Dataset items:
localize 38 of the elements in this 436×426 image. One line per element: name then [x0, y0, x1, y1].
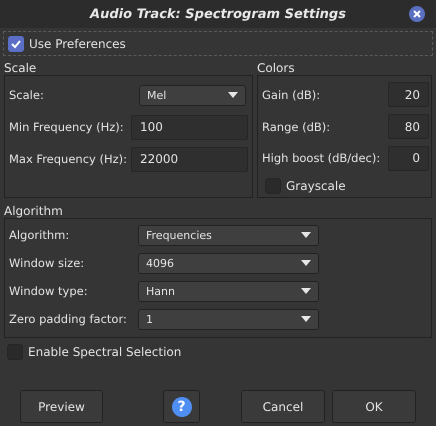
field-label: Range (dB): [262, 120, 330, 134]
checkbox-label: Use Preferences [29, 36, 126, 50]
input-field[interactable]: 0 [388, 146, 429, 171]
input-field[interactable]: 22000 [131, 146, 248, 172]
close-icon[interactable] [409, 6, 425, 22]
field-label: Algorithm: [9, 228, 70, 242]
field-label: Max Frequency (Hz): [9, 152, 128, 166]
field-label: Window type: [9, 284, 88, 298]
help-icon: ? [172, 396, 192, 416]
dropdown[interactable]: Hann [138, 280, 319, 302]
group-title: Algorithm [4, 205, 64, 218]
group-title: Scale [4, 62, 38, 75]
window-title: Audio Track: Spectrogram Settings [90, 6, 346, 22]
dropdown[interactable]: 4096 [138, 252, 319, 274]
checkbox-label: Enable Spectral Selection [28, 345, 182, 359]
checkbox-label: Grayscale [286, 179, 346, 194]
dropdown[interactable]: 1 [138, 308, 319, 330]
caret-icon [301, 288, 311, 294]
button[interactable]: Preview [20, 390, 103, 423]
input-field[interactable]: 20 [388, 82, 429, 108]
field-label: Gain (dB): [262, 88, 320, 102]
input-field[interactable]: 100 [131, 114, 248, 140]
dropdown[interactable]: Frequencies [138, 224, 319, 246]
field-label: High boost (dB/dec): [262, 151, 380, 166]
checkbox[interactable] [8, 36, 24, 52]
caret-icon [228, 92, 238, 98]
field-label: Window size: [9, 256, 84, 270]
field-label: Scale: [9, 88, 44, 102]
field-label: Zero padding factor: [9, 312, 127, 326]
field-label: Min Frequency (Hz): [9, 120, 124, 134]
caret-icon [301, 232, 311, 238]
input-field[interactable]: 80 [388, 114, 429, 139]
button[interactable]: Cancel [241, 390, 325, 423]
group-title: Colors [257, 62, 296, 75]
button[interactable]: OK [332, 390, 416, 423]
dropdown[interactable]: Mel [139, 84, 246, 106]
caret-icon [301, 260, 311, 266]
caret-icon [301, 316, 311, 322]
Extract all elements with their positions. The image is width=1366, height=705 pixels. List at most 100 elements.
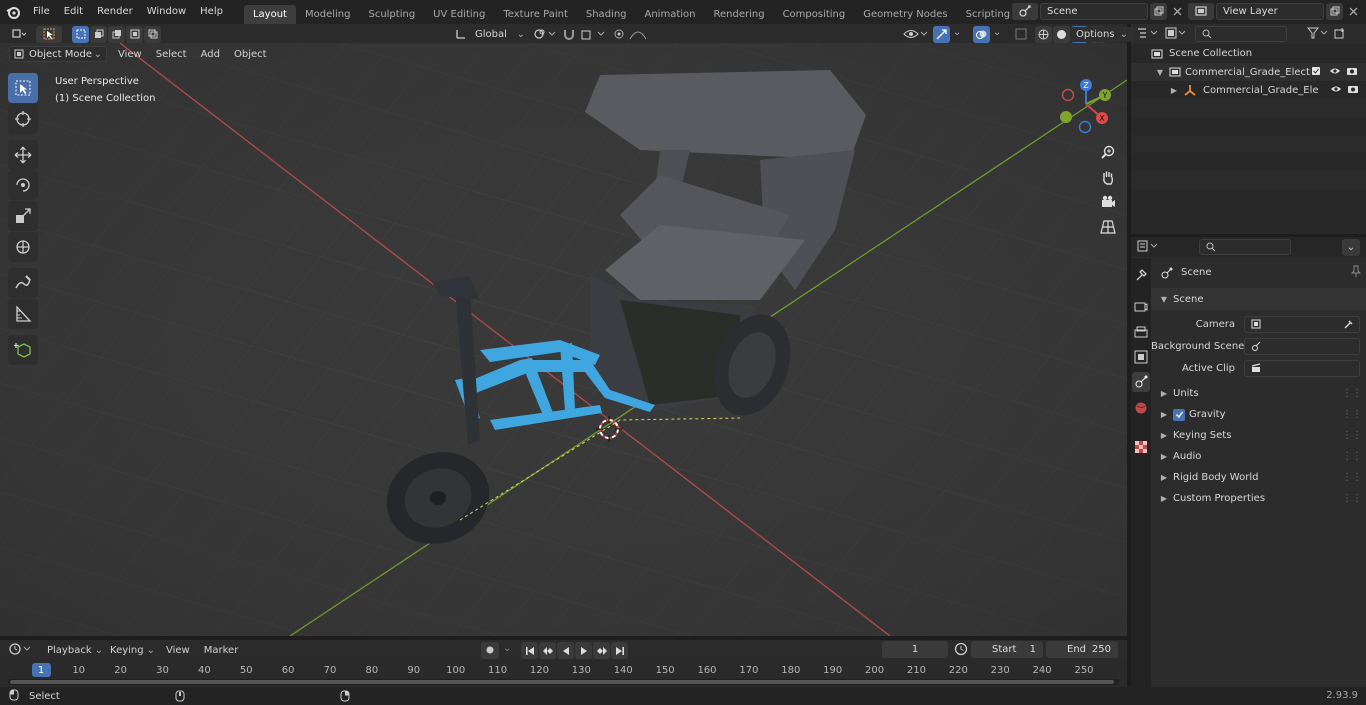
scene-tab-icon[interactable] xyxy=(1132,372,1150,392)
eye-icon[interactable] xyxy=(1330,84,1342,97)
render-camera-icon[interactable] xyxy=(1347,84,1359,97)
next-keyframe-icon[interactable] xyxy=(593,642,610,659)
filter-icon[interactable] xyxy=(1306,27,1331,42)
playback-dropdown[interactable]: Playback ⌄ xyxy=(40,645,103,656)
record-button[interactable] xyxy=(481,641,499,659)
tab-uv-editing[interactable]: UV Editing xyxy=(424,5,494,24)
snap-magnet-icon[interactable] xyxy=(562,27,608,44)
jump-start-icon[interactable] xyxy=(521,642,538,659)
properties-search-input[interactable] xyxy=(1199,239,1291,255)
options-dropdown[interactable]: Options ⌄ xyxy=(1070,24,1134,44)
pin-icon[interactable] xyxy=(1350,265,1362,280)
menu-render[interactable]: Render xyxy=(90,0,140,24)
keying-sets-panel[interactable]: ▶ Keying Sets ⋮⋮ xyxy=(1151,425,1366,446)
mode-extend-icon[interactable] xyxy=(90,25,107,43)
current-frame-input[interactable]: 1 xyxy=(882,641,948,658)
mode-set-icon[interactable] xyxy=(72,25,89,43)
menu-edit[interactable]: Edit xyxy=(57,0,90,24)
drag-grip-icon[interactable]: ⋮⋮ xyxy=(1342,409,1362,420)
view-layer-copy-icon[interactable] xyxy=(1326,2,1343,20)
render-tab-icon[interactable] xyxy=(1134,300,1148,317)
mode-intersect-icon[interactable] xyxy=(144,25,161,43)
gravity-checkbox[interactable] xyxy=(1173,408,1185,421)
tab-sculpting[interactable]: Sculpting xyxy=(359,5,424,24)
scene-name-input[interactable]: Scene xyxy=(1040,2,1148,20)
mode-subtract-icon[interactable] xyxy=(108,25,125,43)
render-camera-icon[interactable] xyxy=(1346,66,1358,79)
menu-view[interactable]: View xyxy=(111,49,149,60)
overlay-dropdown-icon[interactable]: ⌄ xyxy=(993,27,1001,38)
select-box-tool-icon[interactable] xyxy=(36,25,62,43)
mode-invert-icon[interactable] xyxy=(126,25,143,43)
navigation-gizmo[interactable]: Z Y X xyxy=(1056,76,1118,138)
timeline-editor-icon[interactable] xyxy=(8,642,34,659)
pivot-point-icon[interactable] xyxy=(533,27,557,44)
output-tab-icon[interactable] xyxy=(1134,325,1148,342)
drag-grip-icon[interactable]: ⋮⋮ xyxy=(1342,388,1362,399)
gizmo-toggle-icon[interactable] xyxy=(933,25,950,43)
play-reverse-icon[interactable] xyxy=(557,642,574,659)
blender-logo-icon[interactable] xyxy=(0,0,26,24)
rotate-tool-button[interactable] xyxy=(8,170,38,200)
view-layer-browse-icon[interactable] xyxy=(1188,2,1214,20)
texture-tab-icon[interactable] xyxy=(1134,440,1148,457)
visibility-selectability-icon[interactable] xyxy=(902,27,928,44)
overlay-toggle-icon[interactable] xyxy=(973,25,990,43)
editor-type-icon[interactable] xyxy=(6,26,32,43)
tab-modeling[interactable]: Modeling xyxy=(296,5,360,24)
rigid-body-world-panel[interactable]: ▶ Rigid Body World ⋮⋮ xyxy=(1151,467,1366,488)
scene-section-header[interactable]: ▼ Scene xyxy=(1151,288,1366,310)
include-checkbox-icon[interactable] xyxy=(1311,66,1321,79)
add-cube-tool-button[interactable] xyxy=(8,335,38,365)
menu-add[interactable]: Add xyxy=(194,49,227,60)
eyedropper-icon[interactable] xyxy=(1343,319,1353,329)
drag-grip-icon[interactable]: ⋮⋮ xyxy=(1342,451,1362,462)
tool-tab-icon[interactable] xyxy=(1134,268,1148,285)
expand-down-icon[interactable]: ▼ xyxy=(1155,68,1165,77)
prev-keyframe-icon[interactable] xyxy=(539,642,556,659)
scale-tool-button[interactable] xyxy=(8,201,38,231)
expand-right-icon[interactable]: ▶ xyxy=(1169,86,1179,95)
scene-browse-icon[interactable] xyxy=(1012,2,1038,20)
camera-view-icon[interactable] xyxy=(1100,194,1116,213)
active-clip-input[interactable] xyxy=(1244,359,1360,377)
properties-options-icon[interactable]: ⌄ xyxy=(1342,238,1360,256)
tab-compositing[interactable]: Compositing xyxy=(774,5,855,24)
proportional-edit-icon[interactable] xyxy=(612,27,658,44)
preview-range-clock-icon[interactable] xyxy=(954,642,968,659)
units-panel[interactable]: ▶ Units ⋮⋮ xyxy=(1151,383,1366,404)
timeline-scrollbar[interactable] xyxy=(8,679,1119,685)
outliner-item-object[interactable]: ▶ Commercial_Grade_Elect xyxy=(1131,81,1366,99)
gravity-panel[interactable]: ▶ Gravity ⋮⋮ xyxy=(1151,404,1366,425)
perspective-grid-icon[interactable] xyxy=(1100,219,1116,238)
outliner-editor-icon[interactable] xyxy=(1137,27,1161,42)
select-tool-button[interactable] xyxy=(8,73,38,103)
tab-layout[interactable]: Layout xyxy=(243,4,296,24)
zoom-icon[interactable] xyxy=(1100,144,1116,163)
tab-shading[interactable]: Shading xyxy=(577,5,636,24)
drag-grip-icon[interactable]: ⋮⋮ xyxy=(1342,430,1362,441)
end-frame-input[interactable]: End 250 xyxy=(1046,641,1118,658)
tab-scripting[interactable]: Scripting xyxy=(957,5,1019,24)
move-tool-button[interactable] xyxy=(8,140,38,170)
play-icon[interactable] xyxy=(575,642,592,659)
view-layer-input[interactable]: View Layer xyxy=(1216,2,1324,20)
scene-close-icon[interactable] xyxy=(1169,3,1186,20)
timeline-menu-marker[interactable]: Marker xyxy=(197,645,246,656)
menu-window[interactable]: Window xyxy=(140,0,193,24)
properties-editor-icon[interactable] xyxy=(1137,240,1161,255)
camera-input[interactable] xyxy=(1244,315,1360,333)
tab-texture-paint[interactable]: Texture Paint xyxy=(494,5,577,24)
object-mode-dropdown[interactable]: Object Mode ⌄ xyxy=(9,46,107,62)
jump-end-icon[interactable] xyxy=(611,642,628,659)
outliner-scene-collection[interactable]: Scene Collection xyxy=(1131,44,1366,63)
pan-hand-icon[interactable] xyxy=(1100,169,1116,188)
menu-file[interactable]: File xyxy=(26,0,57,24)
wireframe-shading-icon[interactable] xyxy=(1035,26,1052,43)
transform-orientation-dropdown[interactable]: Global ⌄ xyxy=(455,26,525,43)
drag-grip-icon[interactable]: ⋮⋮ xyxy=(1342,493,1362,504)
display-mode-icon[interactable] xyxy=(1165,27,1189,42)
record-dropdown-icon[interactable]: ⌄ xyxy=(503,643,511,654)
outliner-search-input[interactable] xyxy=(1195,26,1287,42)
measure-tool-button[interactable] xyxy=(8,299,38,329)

--

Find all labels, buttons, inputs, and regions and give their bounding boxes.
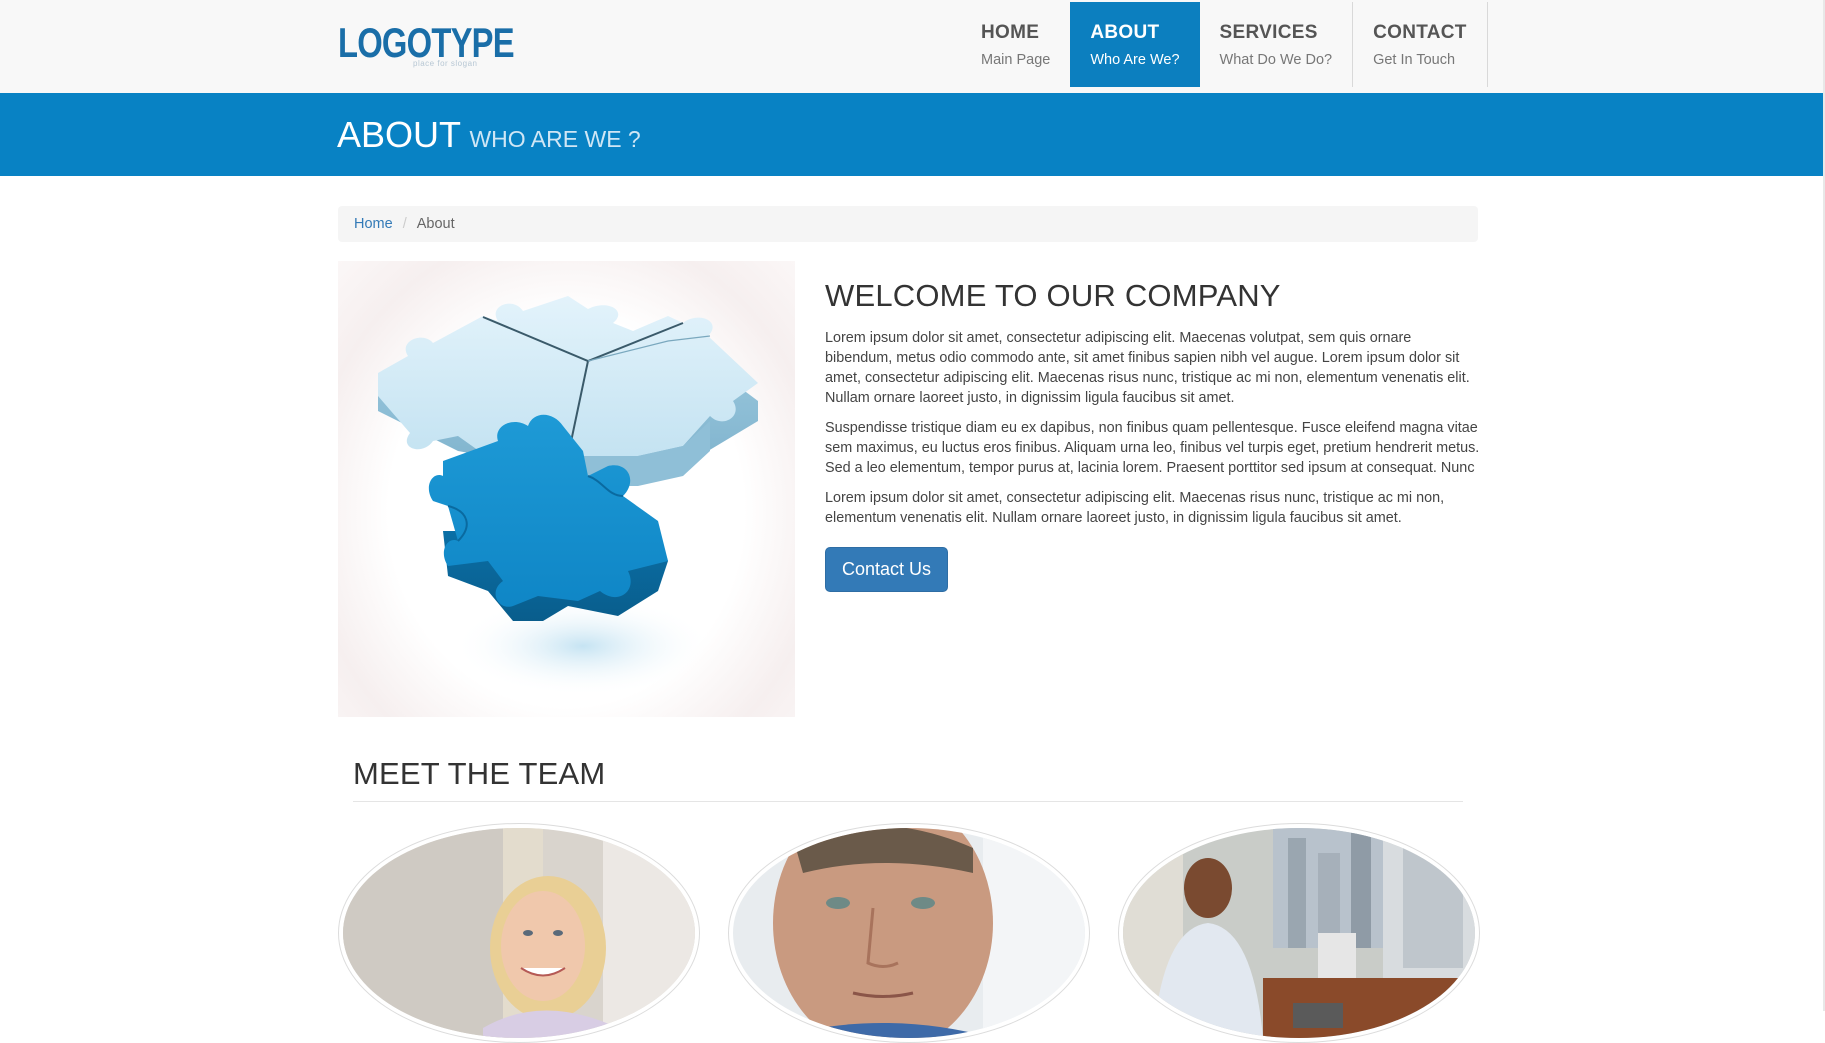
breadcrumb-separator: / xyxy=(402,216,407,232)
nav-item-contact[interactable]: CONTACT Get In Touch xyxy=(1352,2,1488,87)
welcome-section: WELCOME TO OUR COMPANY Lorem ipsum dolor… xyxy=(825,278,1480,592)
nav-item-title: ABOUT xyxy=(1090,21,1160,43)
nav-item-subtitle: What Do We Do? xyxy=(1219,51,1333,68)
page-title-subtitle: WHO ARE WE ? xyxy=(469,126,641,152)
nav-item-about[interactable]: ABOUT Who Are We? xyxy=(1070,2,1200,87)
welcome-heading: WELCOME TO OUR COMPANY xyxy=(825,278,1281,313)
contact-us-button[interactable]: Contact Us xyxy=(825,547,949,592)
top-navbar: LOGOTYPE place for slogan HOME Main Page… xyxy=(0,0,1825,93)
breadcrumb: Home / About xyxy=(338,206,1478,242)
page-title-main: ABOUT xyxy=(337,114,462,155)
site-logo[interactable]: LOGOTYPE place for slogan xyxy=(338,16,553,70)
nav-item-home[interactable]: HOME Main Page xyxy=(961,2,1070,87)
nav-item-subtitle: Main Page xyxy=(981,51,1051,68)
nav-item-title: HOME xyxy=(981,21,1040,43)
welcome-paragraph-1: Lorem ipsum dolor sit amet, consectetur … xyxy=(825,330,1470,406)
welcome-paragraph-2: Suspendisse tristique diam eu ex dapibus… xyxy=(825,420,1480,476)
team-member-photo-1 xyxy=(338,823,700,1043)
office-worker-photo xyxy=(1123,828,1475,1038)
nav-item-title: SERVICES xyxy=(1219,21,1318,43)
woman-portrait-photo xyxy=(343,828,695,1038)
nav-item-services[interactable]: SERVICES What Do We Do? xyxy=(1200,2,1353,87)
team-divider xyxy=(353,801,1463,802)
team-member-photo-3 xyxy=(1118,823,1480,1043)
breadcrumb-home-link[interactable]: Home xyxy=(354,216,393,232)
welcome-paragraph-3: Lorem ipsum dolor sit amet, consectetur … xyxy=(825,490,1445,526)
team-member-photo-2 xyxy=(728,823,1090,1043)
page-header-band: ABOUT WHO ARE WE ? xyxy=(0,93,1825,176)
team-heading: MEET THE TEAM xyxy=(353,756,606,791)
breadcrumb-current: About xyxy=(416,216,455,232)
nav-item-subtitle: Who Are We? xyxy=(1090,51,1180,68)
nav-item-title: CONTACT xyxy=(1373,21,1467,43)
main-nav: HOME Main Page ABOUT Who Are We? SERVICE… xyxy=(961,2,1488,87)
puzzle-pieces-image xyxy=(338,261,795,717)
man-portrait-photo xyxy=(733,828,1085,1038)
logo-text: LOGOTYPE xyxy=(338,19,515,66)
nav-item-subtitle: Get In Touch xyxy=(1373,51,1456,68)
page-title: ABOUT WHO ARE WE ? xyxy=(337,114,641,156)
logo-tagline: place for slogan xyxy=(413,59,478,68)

--

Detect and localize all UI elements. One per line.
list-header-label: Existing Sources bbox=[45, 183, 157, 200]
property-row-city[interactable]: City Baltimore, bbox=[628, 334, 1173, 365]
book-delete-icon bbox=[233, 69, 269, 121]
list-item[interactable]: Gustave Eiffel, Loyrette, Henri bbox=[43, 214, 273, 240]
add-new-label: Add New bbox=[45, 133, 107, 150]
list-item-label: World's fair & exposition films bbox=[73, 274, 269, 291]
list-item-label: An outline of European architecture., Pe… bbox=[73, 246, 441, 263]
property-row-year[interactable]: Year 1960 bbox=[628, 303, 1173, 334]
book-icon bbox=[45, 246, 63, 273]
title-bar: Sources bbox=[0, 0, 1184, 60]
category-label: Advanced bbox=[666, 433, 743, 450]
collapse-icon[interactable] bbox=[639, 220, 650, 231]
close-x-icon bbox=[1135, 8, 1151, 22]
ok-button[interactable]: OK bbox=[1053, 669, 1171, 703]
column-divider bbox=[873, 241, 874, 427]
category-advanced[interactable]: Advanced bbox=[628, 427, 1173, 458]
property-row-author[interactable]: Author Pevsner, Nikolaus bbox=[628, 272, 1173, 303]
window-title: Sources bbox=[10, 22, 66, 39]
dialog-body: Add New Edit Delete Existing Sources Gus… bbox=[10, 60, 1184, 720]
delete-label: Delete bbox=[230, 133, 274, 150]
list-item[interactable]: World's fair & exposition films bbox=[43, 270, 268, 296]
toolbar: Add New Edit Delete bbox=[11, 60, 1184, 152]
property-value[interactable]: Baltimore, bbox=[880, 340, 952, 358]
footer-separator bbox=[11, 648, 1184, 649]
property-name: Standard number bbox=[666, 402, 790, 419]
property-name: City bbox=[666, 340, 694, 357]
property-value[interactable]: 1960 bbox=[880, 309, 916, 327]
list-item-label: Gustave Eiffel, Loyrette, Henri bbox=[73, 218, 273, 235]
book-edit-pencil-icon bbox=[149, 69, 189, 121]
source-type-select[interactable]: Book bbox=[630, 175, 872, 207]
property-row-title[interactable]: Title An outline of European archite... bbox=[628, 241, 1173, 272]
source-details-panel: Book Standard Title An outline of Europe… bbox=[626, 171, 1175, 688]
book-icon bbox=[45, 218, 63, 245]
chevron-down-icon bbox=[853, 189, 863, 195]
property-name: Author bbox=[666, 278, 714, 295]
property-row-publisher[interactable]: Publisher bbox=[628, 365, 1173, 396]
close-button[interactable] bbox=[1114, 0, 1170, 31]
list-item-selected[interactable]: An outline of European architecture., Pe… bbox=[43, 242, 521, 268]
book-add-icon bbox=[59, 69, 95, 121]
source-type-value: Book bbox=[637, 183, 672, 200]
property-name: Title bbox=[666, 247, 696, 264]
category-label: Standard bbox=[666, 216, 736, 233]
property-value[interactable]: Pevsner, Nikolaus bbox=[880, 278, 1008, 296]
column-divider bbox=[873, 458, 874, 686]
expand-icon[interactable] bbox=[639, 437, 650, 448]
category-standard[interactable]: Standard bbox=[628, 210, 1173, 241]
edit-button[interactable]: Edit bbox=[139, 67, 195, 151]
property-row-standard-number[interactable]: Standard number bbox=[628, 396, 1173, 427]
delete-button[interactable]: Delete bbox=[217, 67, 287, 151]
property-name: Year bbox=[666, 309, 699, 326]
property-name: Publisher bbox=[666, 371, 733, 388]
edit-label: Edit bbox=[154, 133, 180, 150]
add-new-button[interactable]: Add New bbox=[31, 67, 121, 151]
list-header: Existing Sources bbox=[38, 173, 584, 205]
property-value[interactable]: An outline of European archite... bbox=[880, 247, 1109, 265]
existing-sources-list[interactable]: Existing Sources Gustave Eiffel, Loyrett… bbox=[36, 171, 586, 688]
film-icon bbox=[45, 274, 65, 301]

YOUR INSTRUCTIONS:
Pull out every line of the material from the one containing "localize 38 of" down to the one containing "Extract all elements", both included, and reproduce them unchanged. Omit the pictures from your answer.

FULL ANSWER:
localize 38 of the elements in this 436×426 image. One line per element: name then [x0, y0, x1, y1].
field-label: Range (dB): [262, 120, 330, 134]
checkbox-label: Use Preferences [29, 36, 126, 50]
input-field[interactable]: 0 [388, 146, 429, 171]
input-field[interactable]: 22000 [131, 146, 248, 172]
close-icon[interactable] [409, 6, 425, 22]
field-label: Algorithm: [9, 228, 70, 242]
field-label: Max Frequency (Hz): [9, 152, 128, 166]
field-label: Window type: [9, 284, 88, 298]
help-icon: ? [172, 396, 192, 416]
dropdown[interactable]: Hann [138, 280, 319, 302]
group-title: Algorithm [4, 205, 64, 218]
group-title: Scale [4, 62, 38, 75]
window-title: Audio Track: Spectrogram Settings [90, 6, 346, 22]
dropdown[interactable]: 4096 [138, 252, 319, 274]
checkbox-label: Enable Spectral Selection [28, 345, 182, 359]
checkbox-label: Grayscale [286, 179, 346, 194]
dropdown[interactable]: 1 [138, 308, 319, 330]
caret-icon [301, 288, 311, 294]
button[interactable]: Preview [20, 390, 103, 423]
input-field[interactable]: 20 [388, 82, 429, 108]
field-label: Gain (dB): [262, 88, 320, 102]
input-field[interactable]: 100 [131, 114, 248, 140]
dropdown[interactable]: Frequencies [138, 224, 319, 246]
field-label: High boost (dB/dec): [262, 151, 380, 166]
checkbox[interactable] [8, 36, 24, 52]
caret-icon [228, 92, 238, 98]
field-label: Window size: [9, 256, 84, 270]
field-label: Scale: [9, 88, 44, 102]
field-label: Zero padding factor: [9, 312, 127, 326]
field-label: Min Frequency (Hz): [9, 120, 124, 134]
caret-icon [301, 232, 311, 238]
input-field[interactable]: 80 [388, 114, 429, 139]
button[interactable]: Cancel [241, 390, 325, 423]
group-title: Colors [257, 62, 296, 75]
button[interactable]: OK [332, 390, 416, 423]
dropdown[interactable]: Mel [139, 84, 246, 106]
caret-icon [301, 260, 311, 266]
caret-icon [301, 316, 311, 322]
Extract all elements with their positions. The image is width=1366, height=705 pixels. List at most 100 elements.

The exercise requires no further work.